— start DATA SECTION —

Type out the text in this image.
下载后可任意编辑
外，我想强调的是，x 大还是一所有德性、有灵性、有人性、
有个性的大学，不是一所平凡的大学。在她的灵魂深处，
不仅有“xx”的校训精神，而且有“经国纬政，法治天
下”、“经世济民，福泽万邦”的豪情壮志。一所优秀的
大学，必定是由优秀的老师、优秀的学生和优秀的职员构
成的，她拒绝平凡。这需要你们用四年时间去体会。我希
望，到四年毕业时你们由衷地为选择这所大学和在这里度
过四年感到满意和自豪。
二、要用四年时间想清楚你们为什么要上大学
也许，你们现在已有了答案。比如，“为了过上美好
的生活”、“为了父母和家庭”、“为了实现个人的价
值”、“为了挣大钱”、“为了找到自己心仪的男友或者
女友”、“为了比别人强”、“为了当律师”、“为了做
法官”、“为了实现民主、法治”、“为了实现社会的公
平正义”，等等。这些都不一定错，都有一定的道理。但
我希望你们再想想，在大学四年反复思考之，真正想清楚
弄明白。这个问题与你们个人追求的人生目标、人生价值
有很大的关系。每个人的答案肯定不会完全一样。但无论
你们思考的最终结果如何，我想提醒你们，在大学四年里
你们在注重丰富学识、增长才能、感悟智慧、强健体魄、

— end DATA SECTION —

* WRITTEN TASK *
Quote all the records. Keep every word exact.

* EXPECTED ANSWER *
Type out the text in this image.
下载后可任意编辑
外，我想强调的是，x 大还是一所有德性、有灵性、有人性、
有个性的大学，不是一所平凡的大学。在她的灵魂深处，
不仅有“xx”的校训精神，而且有“经国纬政，法治天
下”、“经世济民，福泽万邦”的豪情壮志。一所优秀的
大学，必定是由优秀的老师、优秀的学生和优秀的职员构
成的，她拒绝平凡。这需要你们用四年时间去体会。我希
望，到四年毕业时你们由衷地为选择这所大学和在这里度
过四年感到满意和自豪。
二、要用四年时间想清楚你们为什么要上大学
也许，你们现在已有了答案。比如，“为了过上美好
的生活”、“为了父母和家庭”、“为了实现个人的价
值”、“为了挣大钱”、“为了找到自己心仪的男友或者
女友”、“为了比别人强”、“为了当律师”、“为了做
法官”、“为了实现民主、法治”、“为了实现社会的公
平正义”，等等。这些都不一定错，都有一定的道理。但
我希望你们再想想，在大学四年反复思考之，真正想清楚
弄明白。这个问题与你们个人追求的人生目标、人生价值
有很大的关系。每个人的答案肯定不会完全一样。但无论
你们思考的最终结果如何，我想提醒你们，在大学四年里
你们在注重丰富学识、增长才能、感悟智慧、强健体魄、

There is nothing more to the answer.